(Some records)
###

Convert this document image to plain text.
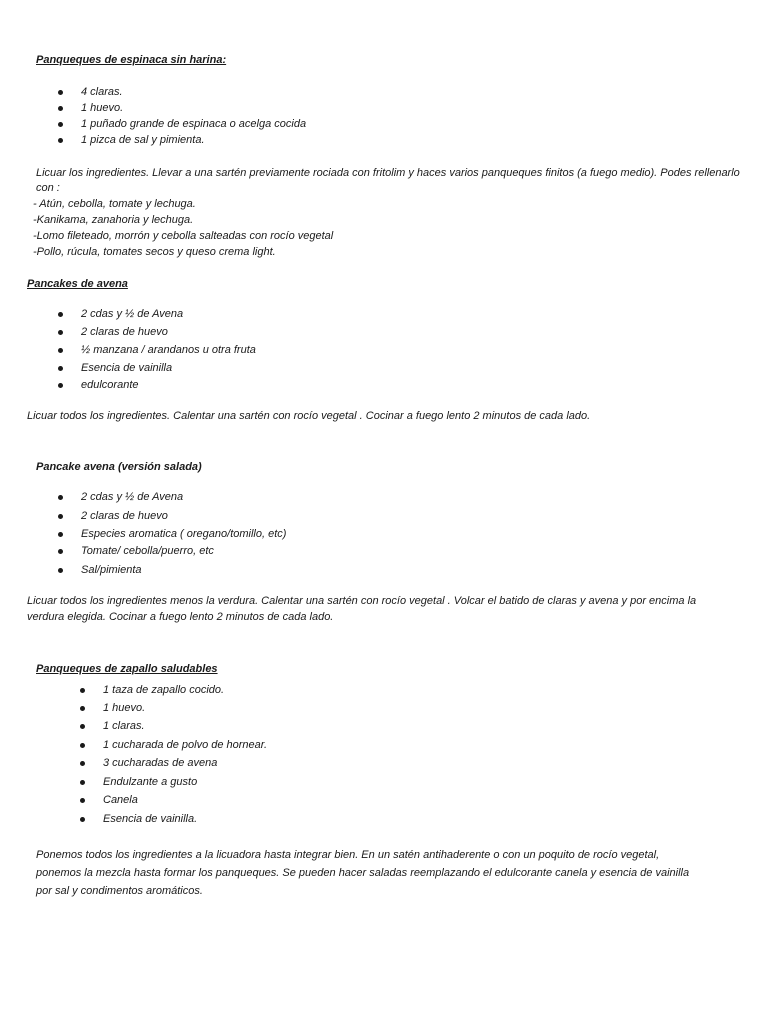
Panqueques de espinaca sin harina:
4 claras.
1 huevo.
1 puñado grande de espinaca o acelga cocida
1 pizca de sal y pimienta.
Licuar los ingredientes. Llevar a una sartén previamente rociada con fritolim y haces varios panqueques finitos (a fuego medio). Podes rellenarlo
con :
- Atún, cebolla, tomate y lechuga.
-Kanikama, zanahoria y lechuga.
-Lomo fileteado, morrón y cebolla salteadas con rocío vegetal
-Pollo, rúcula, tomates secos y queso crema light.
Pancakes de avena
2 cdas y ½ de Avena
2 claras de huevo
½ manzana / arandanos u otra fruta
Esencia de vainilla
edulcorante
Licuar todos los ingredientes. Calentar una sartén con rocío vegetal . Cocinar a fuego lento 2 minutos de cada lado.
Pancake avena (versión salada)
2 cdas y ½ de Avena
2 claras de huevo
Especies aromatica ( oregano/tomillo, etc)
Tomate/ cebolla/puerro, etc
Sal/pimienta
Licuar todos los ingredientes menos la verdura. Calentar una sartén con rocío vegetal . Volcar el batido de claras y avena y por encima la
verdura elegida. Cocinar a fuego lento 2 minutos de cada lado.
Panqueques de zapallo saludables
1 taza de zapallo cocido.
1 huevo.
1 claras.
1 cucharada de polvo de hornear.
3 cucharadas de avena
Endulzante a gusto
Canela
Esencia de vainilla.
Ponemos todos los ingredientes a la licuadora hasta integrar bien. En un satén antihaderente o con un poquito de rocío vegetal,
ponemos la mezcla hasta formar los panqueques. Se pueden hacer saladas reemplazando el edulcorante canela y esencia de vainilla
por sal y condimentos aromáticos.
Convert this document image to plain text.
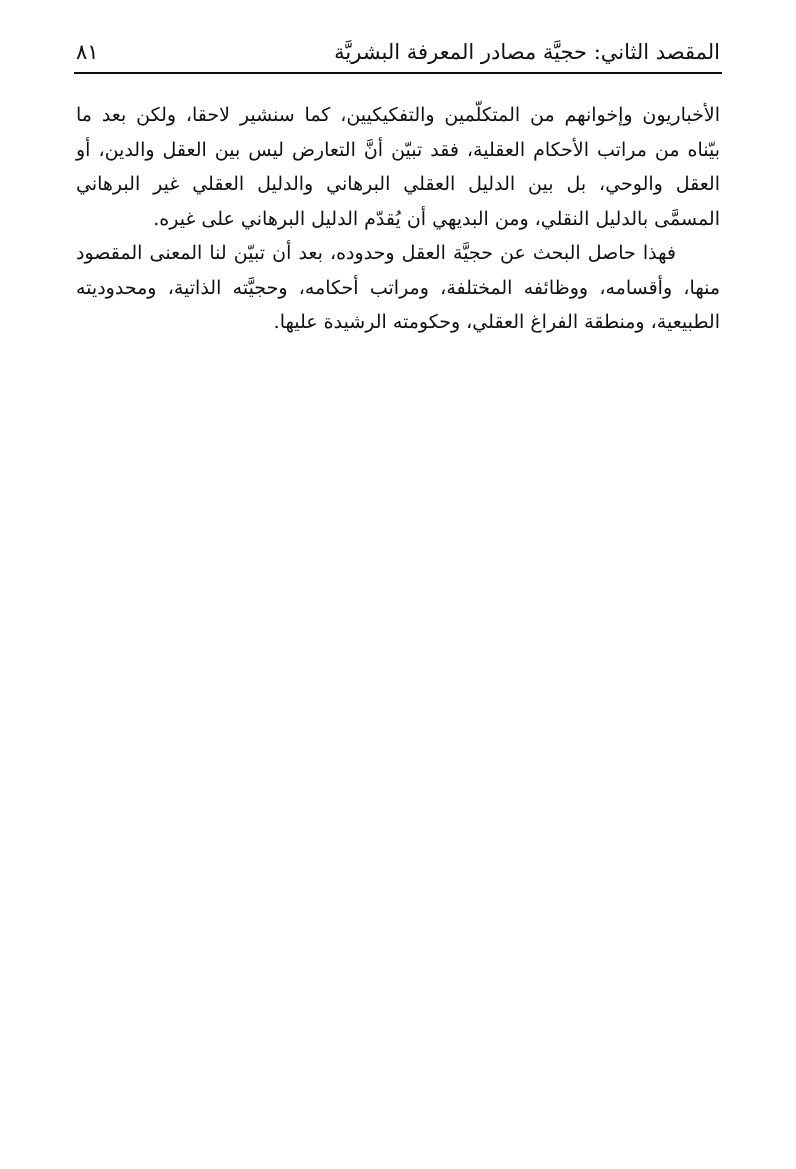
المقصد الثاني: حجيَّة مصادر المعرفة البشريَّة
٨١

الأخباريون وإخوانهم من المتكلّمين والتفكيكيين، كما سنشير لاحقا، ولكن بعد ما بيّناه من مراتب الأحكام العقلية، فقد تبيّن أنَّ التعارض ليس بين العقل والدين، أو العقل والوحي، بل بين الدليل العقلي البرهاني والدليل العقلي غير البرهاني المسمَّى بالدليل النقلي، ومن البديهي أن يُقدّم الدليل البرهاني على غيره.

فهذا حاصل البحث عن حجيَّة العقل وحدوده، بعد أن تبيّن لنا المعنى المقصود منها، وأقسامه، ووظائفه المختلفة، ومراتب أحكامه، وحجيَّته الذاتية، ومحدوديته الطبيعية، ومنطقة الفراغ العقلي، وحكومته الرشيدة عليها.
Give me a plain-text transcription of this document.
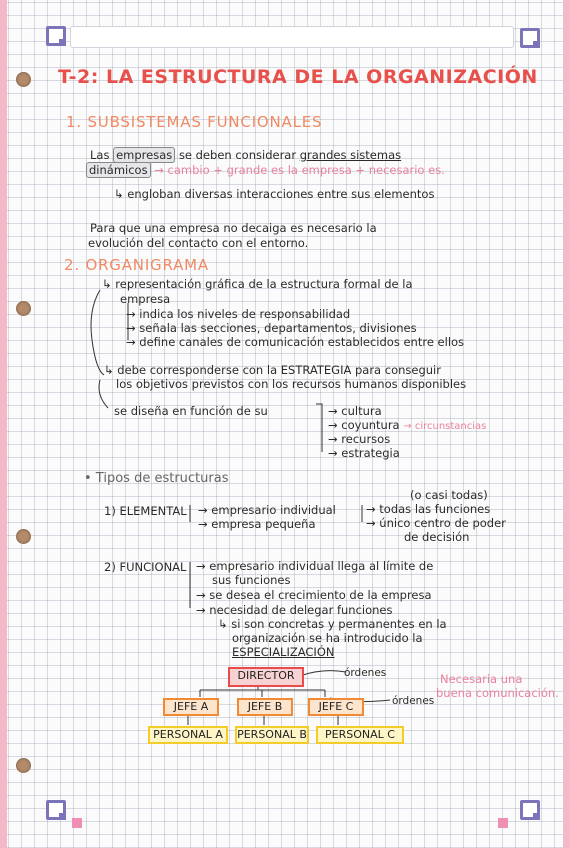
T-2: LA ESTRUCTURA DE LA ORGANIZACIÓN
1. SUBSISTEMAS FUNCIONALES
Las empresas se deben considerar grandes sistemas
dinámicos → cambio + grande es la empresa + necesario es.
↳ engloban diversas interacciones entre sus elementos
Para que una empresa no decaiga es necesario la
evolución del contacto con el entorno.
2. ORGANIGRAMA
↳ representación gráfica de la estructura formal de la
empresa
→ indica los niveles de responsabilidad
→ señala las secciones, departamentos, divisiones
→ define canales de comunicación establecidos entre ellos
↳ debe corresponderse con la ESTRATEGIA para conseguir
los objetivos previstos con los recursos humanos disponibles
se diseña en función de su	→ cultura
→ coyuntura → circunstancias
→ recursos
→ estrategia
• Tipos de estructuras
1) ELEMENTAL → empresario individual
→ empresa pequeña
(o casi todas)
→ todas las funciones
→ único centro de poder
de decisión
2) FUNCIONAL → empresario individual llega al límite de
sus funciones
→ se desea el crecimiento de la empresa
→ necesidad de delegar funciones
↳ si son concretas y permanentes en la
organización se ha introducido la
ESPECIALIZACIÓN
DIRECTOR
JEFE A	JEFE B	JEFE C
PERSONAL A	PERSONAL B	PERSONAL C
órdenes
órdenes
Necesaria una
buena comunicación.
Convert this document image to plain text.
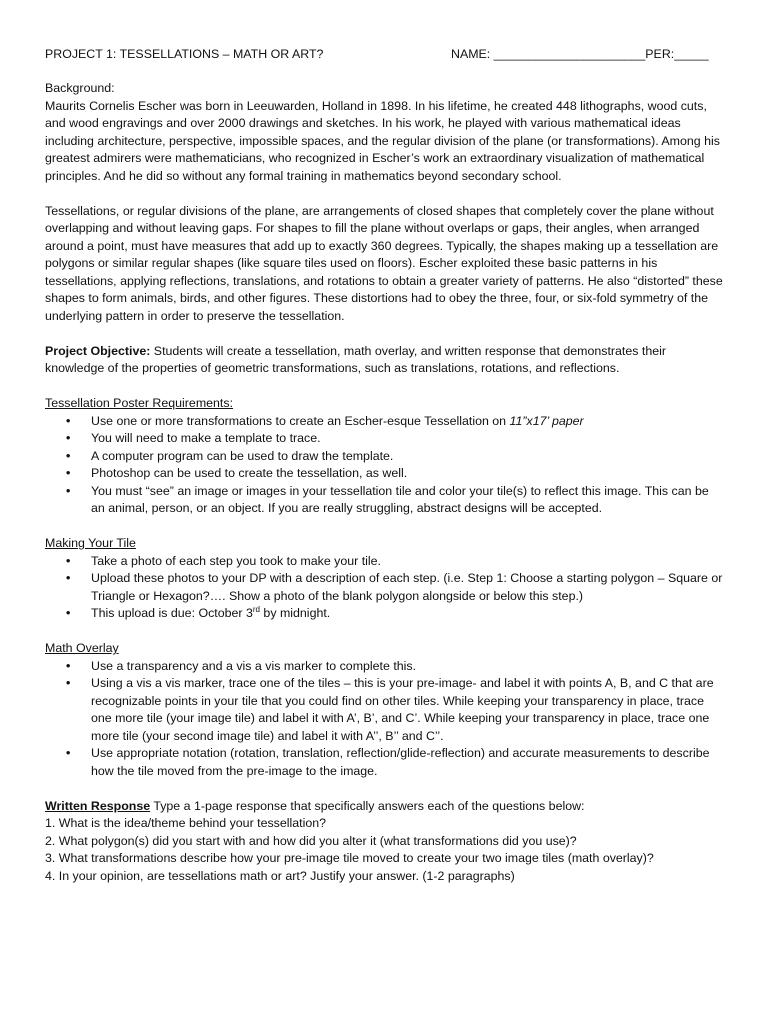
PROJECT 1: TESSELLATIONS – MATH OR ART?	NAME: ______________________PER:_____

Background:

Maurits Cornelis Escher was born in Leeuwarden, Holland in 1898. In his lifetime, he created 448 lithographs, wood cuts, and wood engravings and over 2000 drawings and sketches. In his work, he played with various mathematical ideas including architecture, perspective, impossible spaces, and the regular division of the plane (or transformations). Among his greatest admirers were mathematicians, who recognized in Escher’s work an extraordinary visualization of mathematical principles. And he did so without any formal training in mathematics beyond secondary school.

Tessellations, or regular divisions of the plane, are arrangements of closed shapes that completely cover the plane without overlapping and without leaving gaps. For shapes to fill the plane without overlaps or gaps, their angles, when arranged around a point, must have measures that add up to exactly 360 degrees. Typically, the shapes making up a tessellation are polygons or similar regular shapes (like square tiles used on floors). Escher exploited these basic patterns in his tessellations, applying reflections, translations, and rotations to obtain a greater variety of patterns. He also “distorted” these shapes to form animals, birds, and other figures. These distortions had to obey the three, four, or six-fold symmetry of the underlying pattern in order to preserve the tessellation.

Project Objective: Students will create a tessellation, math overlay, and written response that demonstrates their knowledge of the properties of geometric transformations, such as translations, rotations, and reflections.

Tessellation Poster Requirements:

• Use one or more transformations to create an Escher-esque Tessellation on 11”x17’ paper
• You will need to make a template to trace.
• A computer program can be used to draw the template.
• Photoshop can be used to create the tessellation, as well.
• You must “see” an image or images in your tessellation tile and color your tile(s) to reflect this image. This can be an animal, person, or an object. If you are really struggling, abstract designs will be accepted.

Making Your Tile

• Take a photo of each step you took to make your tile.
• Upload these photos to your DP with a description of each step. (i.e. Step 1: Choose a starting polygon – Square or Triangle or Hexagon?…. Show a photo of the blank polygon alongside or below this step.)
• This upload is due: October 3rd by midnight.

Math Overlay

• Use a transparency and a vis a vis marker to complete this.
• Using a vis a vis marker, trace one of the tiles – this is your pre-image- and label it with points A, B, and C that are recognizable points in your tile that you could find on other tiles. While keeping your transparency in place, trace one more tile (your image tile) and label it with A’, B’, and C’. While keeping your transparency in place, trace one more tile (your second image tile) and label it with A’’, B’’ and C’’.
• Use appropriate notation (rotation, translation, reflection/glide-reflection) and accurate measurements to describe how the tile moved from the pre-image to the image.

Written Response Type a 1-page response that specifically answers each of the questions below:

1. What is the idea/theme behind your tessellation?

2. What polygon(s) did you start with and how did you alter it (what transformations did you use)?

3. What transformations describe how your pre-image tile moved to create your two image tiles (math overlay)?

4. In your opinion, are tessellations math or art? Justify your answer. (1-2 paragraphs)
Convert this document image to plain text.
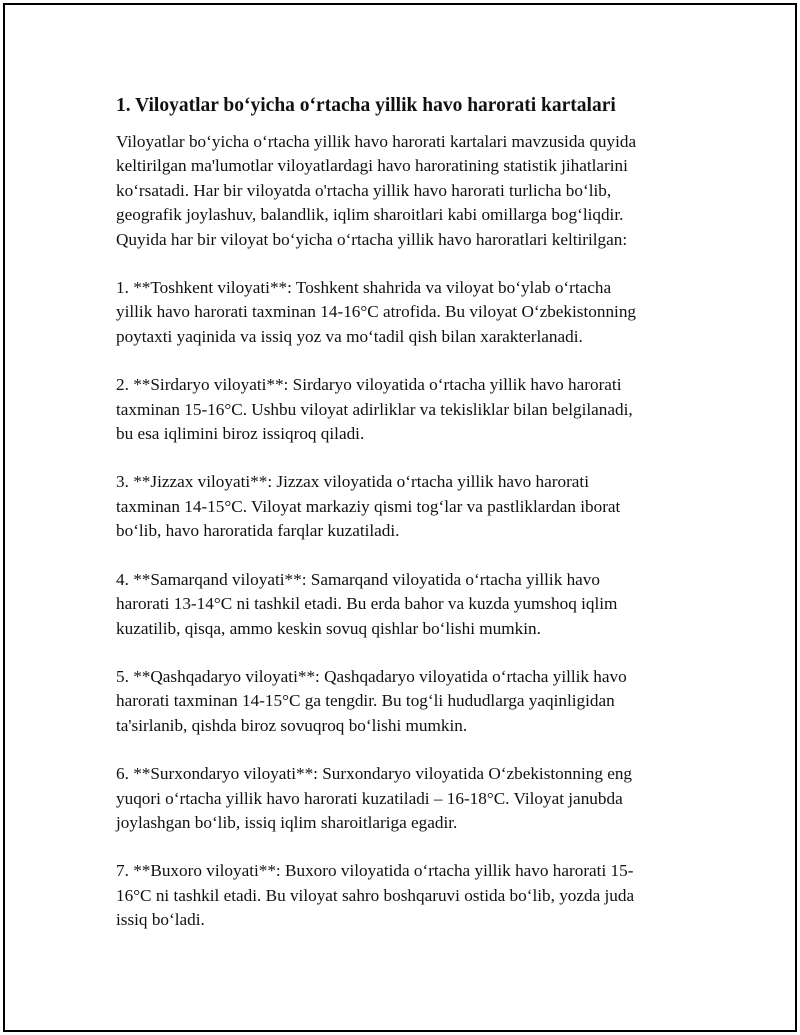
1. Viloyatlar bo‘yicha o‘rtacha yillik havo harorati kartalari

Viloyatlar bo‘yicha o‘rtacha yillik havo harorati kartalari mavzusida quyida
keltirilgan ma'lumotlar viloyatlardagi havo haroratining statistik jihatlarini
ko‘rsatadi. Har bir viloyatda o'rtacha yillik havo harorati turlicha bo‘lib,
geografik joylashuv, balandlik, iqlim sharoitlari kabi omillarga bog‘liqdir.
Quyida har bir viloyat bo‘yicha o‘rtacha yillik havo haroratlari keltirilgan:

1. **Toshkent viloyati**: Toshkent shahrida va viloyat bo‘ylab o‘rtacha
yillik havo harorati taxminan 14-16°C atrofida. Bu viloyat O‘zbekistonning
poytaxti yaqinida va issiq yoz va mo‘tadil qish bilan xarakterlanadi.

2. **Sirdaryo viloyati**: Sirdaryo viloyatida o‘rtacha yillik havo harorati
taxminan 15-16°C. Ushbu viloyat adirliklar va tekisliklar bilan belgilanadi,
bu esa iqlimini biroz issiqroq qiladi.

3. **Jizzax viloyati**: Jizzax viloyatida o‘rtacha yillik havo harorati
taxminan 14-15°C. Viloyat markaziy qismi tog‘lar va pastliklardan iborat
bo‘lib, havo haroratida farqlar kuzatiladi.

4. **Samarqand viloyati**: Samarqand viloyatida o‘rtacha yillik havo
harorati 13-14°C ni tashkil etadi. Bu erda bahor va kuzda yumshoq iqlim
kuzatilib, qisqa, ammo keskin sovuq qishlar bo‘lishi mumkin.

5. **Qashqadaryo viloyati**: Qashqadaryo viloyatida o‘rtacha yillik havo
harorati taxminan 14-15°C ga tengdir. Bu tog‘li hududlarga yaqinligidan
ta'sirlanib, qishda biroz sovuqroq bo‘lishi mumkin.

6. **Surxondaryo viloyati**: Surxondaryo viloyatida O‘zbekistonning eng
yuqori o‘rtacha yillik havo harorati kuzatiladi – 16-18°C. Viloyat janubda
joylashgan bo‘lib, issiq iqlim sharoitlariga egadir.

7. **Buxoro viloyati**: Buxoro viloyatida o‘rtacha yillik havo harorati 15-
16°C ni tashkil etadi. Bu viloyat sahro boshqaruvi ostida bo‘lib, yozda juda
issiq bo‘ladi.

###

### WHAT TO PRODUCE
Going through the entries above, report how many lines include the string "response". The number alone is the answer.

### SOLUTION FOR THIS TASK
2